[LISTED RECORDS]
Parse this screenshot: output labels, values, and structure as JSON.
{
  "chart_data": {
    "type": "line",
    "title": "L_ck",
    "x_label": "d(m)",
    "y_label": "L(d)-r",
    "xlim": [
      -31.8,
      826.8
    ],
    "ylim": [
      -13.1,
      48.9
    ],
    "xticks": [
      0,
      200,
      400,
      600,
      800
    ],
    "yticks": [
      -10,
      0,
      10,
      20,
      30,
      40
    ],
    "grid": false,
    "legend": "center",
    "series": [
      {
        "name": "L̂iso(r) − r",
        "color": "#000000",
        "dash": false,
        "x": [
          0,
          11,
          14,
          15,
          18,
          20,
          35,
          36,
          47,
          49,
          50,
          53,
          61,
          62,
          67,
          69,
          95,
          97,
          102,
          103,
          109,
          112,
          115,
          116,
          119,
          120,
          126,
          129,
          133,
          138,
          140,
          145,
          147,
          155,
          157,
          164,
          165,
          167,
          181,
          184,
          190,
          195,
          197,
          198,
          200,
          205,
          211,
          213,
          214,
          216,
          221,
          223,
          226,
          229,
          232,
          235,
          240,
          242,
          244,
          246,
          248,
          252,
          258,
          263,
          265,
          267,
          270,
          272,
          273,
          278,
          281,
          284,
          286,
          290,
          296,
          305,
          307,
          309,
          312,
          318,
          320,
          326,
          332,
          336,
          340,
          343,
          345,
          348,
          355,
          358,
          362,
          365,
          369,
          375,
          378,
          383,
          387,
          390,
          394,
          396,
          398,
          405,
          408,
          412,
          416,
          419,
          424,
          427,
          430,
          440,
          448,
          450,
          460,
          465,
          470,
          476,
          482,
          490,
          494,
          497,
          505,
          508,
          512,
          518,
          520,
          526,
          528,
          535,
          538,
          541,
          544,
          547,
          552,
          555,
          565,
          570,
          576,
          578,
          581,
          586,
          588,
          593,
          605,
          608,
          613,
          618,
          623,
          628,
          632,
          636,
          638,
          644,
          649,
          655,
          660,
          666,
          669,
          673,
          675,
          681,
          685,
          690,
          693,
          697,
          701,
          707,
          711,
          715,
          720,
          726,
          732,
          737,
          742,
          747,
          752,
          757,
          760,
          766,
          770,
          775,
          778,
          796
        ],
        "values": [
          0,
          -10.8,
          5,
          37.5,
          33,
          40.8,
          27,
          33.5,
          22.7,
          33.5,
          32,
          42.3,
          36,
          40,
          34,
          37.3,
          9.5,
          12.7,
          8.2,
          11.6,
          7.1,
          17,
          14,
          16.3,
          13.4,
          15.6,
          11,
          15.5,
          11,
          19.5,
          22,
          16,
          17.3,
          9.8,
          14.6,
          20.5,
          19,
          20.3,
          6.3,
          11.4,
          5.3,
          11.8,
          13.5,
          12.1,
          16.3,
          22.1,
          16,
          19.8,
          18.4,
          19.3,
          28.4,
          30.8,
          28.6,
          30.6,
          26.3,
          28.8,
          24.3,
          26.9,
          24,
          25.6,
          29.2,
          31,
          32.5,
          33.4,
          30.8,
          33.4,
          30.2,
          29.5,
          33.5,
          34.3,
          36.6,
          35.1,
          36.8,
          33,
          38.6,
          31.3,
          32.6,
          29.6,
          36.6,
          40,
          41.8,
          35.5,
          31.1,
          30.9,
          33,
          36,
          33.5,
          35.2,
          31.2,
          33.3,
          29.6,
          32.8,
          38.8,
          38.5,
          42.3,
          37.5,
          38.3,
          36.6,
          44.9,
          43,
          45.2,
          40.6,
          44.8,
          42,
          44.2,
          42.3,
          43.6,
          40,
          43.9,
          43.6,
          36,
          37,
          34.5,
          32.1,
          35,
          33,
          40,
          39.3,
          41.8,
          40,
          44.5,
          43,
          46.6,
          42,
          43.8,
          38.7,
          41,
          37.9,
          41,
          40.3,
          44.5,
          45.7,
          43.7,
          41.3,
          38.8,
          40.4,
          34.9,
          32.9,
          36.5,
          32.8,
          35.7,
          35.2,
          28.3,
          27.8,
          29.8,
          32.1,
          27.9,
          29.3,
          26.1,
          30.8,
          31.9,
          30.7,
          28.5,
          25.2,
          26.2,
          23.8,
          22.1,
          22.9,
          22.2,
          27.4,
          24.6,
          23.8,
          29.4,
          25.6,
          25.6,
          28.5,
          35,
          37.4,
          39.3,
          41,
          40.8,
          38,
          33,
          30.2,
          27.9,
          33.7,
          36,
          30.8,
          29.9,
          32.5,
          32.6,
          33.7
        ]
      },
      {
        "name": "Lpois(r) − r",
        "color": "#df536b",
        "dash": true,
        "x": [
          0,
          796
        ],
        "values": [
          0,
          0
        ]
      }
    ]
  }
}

[DIRECTIONS FOR THIS TASK]
Extract every record and return it verbatim.

[THE REPLY]
Parse this screenshot: output labels, values, and structure as JSON.
{
  "chart_data": {
    "type": "line",
    "title": "L_ck",
    "x_label": "d(m)",
    "y_label": "L(d)-r",
    "xlim": [
      -31.8,
      826.8
    ],
    "ylim": [
      -13.1,
      48.9
    ],
    "xticks": [
      0,
      200,
      400,
      600,
      800
    ],
    "yticks": [
      -10,
      0,
      10,
      20,
      30,
      40
    ],
    "grid": false,
    "legend": "center",
    "series": [
      {
        "name": "L̂iso(r) − r",
        "color": "#000000",
        "dash": false,
        "x": [
          0,
          11,
          14,
          15,
          18,
          20,
          35,
          36,
          47,
          49,
          50,
          53,
          61,
          62,
          67,
          69,
          95,
          97,
          102,
          103,
          109,
          112,
          115,
          116,
          119,
          120,
          126,
          129,
          133,
          138,
          140,
          145,
          147,
          155,
          157,
          164,
          165,
          167,
          181,
          184,
          190,
          195,
          197,
          198,
          200,
          205,
          211,
          213,
          214,
          216,
          221,
          223,
          226,
          229,
          232,
          235,
          240,
          242,
          244,
          246,
          248,
          252,
          258,
          263,
          265,
          267,
          270,
          272,
          273,
          278,
          281,
          284,
          286,
          290,
          296,
          305,
          307,
          309,
          312,
          318,
          320,
          326,
          332,
          336,
          340,
          343,
          345,
          348,
          355,
          358,
          362,
          365,
          369,
          375,
          378,
          383,
          387,
          390,
          394,
          396,
          398,
          405,
          408,
          412,
          416,
          419,
          424,
          427,
          430,
          440,
          448,
          450,
          460,
          465,
          470,
          476,
          482,
          490,
          494,
          497,
          505,
          508,
          512,
          518,
          520,
          526,
          528,
          535,
          538,
          541,
          544,
          547,
          552,
          555,
          565,
          570,
          576,
          578,
          581,
          586,
          588,
          593,
          605,
          608,
          613,
          618,
          623,
          628,
          632,
          636,
          638,
          644,
          649,
          655,
          660,
          666,
          669,
          673,
          675,
          681,
          685,
          690,
          693,
          697,
          701,
          707,
          711,
          715,
          720,
          726,
          732,
          737,
          742,
          747,
          752,
          757,
          760,
          766,
          770,
          775,
          778,
          796
        ],
        "values": [
          0,
          -10.8,
          5,
          37.5,
          33,
          40.8,
          27,
          33.5,
          22.7,
          33.5,
          32,
          42.3,
          36,
          40,
          34,
          37.3,
          9.5,
          12.7,
          8.2,
          11.6,
          7.1,
          17,
          14,
          16.3,
          13.4,
          15.6,
          11,
          15.5,
          11,
          19.5,
          22,
          16,
          17.3,
          9.8,
          14.6,
          20.5,
          19,
          20.3,
          6.3,
          11.4,
          5.3,
          11.8,
          13.5,
          12.1,
          16.3,
          22.1,
          16,
          19.8,
          18.4,
          19.3,
          28.4,
          30.8,
          28.6,
          30.6,
          26.3,
          28.8,
          24.3,
          26.9,
          24,
          25.6,
          29.2,
          31,
          32.5,
          33.4,
          30.8,
          33.4,
          30.2,
          29.5,
          33.5,
          34.3,
          36.6,
          35.1,
          36.8,
          33,
          38.6,
          31.3,
          32.6,
          29.6,
          36.6,
          40,
          41.8,
          35.5,
          31.1,
          30.9,
          33,
          36,
          33.5,
          35.2,
          31.2,
          33.3,
          29.6,
          32.8,
          38.8,
          38.5,
          42.3,
          37.5,
          38.3,
          36.6,
          44.9,
          43,
          45.2,
          40.6,
          44.8,
          42,
          44.2,
          42.3,
          43.6,
          40,
          43.9,
          43.6,
          36,
          37,
          34.5,
          32.1,
          35,
          33,
          40,
          39.3,
          41.8,
          40,
          44.5,
          43,
          46.6,
          42,
          43.8,
          38.7,
          41,
          37.9,
          41,
          40.3,
          44.5,
          45.7,
          43.7,
          41.3,
          38.8,
          40.4,
          34.9,
          32.9,
          36.5,
          32.8,
          35.7,
          35.2,
          28.3,
          27.8,
          29.8,
          32.1,
          27.9,
          29.3,
          26.1,
          30.8,
          31.9,
          30.7,
          28.5,
          25.2,
          26.2,
          23.8,
          22.1,
          22.9,
          22.2,
          27.4,
          24.6,
          23.8,
          29.4,
          25.6,
          25.6,
          28.5,
          35,
          37.4,
          39.3,
          41,
          40.8,
          38,
          33,
          30.2,
          27.9,
          33.7,
          36,
          30.8,
          29.9,
          32.5,
          32.6,
          33.7
        ]
      },
      {
        "name": "Lpois(r) − r",
        "color": "#df536b",
        "dash": true,
        "x": [
          0,
          796
        ],
        "values": [
          0,
          0
        ]
      }
    ]
  }
}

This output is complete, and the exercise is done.